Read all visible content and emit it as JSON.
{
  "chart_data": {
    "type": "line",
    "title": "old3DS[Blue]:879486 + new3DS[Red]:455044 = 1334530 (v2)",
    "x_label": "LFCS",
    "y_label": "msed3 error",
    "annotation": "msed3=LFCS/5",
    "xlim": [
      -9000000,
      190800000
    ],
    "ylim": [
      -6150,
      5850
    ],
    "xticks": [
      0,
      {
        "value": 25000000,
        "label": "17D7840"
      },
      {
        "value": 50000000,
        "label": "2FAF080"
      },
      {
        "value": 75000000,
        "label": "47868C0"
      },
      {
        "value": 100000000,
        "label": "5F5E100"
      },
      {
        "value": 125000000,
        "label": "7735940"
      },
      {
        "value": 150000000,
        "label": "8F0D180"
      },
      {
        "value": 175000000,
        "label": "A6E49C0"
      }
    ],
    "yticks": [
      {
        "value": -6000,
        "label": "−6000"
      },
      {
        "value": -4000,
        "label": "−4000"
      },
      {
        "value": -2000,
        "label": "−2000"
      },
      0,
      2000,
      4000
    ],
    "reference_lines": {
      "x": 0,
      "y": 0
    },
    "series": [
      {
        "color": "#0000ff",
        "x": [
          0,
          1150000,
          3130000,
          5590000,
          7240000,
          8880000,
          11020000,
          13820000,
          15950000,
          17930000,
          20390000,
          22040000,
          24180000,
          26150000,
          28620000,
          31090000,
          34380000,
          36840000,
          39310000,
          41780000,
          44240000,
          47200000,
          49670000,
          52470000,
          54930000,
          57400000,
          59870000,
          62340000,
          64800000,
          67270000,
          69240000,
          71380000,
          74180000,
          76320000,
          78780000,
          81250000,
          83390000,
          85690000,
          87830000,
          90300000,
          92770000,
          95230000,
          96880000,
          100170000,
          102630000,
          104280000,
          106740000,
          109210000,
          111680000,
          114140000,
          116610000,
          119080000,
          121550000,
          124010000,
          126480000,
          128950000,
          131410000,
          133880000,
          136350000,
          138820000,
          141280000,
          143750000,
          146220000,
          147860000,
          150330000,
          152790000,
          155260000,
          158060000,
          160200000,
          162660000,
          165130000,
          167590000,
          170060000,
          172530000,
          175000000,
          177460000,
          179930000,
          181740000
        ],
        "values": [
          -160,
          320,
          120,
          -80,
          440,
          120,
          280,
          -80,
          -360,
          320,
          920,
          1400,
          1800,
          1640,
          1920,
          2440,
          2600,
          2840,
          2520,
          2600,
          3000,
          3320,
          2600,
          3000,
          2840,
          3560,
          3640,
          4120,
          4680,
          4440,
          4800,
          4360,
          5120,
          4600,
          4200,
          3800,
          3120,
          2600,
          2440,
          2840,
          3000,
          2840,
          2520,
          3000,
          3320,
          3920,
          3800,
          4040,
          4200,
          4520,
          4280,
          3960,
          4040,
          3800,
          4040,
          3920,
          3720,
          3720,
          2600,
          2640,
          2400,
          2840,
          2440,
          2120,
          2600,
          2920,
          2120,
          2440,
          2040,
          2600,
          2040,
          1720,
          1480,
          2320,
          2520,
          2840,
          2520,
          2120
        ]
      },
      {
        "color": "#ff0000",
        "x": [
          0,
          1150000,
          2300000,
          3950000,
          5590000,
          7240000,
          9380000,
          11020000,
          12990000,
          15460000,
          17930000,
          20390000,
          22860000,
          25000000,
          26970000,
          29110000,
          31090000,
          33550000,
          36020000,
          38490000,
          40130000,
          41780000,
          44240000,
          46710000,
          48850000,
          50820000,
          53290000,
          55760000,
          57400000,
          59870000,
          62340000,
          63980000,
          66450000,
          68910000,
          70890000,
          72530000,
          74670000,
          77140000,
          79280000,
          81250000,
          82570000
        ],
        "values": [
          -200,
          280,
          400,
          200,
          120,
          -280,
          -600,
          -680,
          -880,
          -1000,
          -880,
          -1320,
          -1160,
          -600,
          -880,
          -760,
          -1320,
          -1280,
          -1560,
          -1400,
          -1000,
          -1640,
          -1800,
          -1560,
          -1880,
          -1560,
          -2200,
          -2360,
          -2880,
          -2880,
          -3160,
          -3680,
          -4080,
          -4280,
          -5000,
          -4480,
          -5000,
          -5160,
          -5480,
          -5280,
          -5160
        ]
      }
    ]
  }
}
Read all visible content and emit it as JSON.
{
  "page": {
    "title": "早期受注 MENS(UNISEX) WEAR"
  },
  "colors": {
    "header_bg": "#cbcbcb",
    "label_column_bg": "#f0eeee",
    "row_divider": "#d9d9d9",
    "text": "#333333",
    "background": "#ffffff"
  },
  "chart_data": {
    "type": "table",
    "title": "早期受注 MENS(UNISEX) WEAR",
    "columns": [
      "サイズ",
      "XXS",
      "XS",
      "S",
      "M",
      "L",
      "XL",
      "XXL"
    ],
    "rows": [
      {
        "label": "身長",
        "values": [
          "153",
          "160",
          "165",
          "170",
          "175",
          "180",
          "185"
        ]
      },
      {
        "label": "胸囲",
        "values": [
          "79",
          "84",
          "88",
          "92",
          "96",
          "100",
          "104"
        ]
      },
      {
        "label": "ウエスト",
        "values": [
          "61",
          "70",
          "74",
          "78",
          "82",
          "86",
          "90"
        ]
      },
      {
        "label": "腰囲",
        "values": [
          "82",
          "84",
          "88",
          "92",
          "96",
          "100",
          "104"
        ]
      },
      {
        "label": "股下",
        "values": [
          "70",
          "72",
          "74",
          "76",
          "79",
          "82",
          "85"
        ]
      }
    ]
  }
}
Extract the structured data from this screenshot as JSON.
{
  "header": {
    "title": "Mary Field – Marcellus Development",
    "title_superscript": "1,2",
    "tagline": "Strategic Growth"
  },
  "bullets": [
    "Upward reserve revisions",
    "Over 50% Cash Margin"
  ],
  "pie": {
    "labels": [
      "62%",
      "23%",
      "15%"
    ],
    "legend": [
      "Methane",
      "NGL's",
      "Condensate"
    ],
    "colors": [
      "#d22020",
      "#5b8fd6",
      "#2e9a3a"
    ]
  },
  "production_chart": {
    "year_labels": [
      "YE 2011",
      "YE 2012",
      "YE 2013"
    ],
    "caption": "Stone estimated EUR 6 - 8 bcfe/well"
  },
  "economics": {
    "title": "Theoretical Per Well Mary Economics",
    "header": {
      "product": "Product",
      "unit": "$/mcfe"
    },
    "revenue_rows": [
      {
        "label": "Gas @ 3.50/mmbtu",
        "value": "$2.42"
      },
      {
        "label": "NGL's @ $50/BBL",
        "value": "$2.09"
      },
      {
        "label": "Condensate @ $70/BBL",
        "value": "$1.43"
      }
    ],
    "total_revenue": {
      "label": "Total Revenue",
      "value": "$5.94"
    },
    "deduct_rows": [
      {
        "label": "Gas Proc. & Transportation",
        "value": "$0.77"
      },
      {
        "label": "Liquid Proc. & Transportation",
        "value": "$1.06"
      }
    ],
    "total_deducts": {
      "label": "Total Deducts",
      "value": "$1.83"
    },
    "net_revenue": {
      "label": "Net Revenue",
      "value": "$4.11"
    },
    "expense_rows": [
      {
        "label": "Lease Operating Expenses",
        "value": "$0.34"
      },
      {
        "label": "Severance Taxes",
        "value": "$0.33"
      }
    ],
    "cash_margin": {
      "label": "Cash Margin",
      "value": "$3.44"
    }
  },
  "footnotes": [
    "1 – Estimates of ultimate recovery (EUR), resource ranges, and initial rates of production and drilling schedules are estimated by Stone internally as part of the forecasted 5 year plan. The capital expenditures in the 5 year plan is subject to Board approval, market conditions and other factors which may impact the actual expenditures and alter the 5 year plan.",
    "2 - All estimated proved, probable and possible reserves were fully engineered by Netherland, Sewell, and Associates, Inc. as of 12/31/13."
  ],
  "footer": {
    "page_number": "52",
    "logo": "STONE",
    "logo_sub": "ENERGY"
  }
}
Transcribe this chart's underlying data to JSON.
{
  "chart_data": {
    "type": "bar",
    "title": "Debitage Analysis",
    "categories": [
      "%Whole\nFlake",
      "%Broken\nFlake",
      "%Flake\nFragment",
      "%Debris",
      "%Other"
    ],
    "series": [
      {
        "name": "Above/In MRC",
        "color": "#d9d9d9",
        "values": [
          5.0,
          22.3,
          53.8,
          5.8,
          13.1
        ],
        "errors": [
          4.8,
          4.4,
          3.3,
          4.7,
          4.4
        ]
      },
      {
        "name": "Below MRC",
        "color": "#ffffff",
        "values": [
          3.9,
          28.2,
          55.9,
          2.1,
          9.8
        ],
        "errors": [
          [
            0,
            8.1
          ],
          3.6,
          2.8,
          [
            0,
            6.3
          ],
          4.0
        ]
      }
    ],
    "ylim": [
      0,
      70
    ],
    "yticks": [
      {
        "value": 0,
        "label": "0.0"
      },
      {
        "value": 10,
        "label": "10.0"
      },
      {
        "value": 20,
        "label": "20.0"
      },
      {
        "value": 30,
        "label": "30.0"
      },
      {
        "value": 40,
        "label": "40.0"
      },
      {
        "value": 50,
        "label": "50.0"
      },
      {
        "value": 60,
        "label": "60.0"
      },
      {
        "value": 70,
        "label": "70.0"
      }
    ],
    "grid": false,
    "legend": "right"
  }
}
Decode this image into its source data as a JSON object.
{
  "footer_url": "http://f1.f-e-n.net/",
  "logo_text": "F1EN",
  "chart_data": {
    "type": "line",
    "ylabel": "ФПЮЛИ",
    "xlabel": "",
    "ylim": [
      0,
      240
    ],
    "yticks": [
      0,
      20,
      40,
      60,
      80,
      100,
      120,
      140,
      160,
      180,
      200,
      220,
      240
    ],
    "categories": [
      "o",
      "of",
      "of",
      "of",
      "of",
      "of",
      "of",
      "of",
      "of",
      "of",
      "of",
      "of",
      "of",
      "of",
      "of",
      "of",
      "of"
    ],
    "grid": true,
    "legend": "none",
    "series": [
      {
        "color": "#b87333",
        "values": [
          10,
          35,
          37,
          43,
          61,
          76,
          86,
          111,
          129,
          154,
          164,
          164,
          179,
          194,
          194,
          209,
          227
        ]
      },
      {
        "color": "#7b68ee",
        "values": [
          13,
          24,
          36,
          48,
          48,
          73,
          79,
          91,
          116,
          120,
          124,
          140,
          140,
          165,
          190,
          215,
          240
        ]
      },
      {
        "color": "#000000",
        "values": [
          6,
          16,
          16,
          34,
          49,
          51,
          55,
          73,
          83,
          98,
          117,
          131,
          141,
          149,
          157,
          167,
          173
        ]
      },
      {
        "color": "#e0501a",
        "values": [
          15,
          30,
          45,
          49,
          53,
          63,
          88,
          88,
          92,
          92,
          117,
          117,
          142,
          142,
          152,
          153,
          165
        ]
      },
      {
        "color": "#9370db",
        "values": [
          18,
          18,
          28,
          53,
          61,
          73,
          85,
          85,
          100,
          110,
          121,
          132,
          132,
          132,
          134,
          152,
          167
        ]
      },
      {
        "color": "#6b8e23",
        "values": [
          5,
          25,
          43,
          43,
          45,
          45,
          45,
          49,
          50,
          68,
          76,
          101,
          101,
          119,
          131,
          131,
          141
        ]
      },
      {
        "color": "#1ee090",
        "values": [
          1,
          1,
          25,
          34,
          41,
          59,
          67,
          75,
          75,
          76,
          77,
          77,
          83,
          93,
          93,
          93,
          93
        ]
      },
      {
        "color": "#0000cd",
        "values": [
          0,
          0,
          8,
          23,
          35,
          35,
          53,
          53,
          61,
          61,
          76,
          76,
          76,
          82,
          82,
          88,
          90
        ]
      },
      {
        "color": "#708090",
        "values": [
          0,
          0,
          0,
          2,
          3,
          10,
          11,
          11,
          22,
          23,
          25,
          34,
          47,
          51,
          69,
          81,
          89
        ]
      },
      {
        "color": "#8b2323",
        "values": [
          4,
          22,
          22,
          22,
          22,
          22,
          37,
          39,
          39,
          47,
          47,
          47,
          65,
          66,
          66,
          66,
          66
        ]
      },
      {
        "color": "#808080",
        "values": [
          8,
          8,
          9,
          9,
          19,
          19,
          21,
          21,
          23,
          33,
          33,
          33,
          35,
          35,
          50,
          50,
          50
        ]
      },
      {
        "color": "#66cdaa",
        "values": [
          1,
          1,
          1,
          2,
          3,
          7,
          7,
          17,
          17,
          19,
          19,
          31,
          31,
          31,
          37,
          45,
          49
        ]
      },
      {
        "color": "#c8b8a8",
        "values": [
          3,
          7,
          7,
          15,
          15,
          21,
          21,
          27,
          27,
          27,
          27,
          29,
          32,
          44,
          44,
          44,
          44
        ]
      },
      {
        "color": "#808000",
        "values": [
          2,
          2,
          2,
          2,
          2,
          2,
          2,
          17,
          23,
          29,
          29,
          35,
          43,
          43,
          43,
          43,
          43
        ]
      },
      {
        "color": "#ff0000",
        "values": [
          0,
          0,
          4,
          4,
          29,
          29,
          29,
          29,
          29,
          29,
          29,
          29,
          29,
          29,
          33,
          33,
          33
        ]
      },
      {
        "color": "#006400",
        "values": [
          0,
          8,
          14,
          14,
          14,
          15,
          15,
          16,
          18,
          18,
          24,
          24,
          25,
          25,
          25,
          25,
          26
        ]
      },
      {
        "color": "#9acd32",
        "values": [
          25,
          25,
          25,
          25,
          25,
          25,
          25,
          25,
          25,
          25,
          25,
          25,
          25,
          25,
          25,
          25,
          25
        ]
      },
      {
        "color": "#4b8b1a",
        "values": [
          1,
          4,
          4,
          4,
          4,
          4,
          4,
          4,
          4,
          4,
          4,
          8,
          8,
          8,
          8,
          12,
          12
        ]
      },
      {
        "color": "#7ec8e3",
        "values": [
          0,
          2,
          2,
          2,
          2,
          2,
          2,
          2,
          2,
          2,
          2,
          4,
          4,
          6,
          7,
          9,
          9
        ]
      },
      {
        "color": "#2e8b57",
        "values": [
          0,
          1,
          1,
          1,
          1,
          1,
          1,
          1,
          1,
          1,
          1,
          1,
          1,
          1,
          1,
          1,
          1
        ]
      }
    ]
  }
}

******

Challenge. Copy every line from the records above that contains the word "type".

The output.
    "type": "line",
    "type": "table",
    "type": "bar",
    "type": "line",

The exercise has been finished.